## TASK TO CARRY OUT:
Render every line of the material below as a Markdown table with two columns, No. and Entry. Number the lines in order and leave out any blank ones.

[BEGIN DATA SHOWN]

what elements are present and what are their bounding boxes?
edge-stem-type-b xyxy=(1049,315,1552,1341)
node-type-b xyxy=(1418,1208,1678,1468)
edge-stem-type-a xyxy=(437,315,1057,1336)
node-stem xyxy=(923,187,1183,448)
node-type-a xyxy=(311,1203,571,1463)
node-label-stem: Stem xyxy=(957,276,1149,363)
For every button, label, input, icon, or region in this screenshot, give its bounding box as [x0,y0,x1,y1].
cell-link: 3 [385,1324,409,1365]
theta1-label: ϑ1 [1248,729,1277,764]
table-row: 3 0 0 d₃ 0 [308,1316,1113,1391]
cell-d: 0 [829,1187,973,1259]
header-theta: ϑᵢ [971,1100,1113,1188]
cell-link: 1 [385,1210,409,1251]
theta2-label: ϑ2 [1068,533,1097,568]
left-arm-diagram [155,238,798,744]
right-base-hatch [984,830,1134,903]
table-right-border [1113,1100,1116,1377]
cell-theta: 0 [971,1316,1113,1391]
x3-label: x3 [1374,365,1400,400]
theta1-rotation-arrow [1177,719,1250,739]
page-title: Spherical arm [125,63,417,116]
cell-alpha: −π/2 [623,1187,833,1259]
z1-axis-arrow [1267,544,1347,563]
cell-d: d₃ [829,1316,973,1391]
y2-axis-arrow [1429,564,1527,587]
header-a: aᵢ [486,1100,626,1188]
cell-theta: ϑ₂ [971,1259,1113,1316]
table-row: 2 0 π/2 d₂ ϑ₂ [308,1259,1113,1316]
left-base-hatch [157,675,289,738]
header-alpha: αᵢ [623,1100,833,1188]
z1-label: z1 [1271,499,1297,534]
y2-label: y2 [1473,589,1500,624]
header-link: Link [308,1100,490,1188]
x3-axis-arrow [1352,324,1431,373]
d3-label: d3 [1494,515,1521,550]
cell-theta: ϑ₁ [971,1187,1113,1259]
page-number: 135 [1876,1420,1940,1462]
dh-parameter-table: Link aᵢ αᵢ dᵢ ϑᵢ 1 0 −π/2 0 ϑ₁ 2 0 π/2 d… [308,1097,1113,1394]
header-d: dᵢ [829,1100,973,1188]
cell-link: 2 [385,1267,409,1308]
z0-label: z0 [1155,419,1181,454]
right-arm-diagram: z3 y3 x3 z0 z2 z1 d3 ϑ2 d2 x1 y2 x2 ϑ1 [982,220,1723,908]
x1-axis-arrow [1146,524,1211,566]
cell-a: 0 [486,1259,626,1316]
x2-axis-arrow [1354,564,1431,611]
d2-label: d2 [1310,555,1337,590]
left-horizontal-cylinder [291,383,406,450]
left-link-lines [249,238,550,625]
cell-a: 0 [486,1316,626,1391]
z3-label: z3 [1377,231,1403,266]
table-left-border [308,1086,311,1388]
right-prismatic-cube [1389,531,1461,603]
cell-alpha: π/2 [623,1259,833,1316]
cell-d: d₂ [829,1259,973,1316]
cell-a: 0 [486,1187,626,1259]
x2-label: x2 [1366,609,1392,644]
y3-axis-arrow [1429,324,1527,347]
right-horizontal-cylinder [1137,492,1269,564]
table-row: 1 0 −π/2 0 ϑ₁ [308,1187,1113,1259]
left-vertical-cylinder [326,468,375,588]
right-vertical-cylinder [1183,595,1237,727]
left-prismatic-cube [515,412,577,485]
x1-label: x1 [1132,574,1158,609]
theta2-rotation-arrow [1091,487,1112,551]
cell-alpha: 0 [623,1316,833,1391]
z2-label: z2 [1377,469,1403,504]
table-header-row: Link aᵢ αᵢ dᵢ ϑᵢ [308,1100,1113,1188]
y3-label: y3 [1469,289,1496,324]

[END DATA SHOWN]

## ANSWER TO THE TASK:
| No. | Entry |
|---|---|
| 1 | what elements are present and what are their bounding boxes? |
| 2 | edge-stem-type-b xyxy=(1049,315,1552,1341) |
| 3 | node-type-b xyxy=(1418,1208,1678,1468) |
| 4 | edge-stem-type-a xyxy=(437,315,1057,1336) |
| 5 | node-stem xyxy=(923,187,1183,448) |
| 6 | node-type-a xyxy=(311,1203,571,1463) |
| 7 | node-label-stem: Stem xyxy=(957,276,1149,363) |
| 8 | For every button, label, input, icon, or region in this screenshot, give its bounding box as [x0,y0,x1,y1]. |
| 9 | cell-link: 3 [385,1324,409,1365] |
| 10 | theta1-label: ϑ1 [1248,729,1277,764] |
| 11 | table-row: 3 0 0 d₃ 0 [308,1316,1113,1391] |
| 12 | cell-d: 0 [829,1187,973,1259] |
| 13 | header-theta: ϑᵢ [971,1100,1113,1188] |
| 14 | cell-link: 1 [385,1210,409,1251] |
| 15 | theta2-label: ϑ2 [1068,533,1097,568] |
| 16 | left-arm-diagram [155,238,798,744] |
| 17 | right-base-hatch [984,830,1134,903] |
| 18 | table-right-border [1113,1100,1116,1377] |
| 19 | cell-theta: 0 [971,1316,1113,1391] |
| 20 | x3-label: x3 [1374,365,1400,400] |
| 21 | theta1-rotation-arrow [1177,719,1250,739] |
| 22 | page-title: Spherical arm [125,63,417,116] |
| 23 | cell-alpha: −π/2 [623,1187,833,1259] |
| 24 | z1-axis-arrow [1267,544,1347,563] |
| 25 | cell-d: d₃ [829,1316,973,1391] |
| 26 | y2-axis-arrow [1429,564,1527,587] |
| 27 | header-a: aᵢ [486,1100,626,1188] |
| 28 | cell-theta: ϑ₂ [971,1259,1113,1316] |
| 29 | table-row: 2 0 π/2 d₂ ϑ₂ [308,1259,1113,1316] |
| 30 | left-base-hatch [157,675,289,738] |
| 31 | header-alpha: αᵢ [623,1100,833,1188] |
| 32 | z1-label: z1 [1271,499,1297,534] |
| 33 | y2-label: y2 [1473,589,1500,624] |
| 34 | header-link: Link [308,1100,490,1188] |
| 35 | x3-axis-arrow [1352,324,1431,373] |
| 36 | d3-label: d3 [1494,515,1521,550] |
| 37 | cell-theta: ϑ₁ [971,1187,1113,1259] |
| 38 | page-number: 135 [1876,1420,1940,1462] |
| 39 | dh-parameter-table: Link aᵢ αᵢ dᵢ ϑᵢ 1 0 −π/2 0 ϑ₁ 2 0 π/2 d… [308,1097,1113,1394] |
| 40 | header-d: dᵢ [829,1100,973,1188] |
| 41 | cell-link: 2 [385,1267,409,1308] |
| 42 | z0-label: z0 [1155,419,1181,454] |
| 43 | right-arm-diagram: z3 y3 x3 z0 z2 z1 d3 ϑ2 d2 x1 y2 x2 ϑ1 [982,220,1723,908] |
| 44 | x1-axis-arrow [1146,524,1211,566] |
| 45 | cell-a: 0 [486,1259,626,1316] |
| 46 | x2-axis-arrow [1354,564,1431,611] |
| 47 | d2-label: d2 [1310,555,1337,590] |
| 48 | left-horizontal-cylinder [291,383,406,450] |
| 49 | left-link-lines [249,238,550,625] |
| 50 | cell-a: 0 [486,1316,626,1391] |
| 51 | z3-label: z3 [1377,231,1403,266] |
| 52 | table-left-border [308,1086,311,1388] |
| 53 | right-prismatic-cube [1389,531,1461,603] |
| 54 | cell-alpha: π/2 [623,1259,833,1316] |
| 55 | cell-d: d₂ [829,1259,973,1316] |
| 56 | cell-a: 0 [486,1187,626,1259] |
| 57 | x2-label: x2 [1366,609,1392,644] |
| 58 | y3-axis-arrow [1429,324,1527,347] |
| 59 | right-horizontal-cylinder [1137,492,1269,564] |
| 60 | table-row: 1 0 −π/2 0 ϑ₁ [308,1187,1113,1259] |
| 61 | left-vertical-cylinder [326,468,375,588] |
| 62 | right-vertical-cylinder [1183,595,1237,727] |
| 63 | left-prismatic-cube [515,412,577,485] |
| 64 | x1-label: x1 [1132,574,1158,609] |
| 65 | theta2-rotation-arrow [1091,487,1112,551] |
| 66 | cell-alpha: 0 [623,1316,833,1391] |
| 67 | z2-label: z2 [1377,469,1403,504] |
| 68 | table-header-row: Link aᵢ αᵢ dᵢ ϑᵢ [308,1100,1113,1188] |
| 69 | y3-label: y3 [1469,289,1496,324] |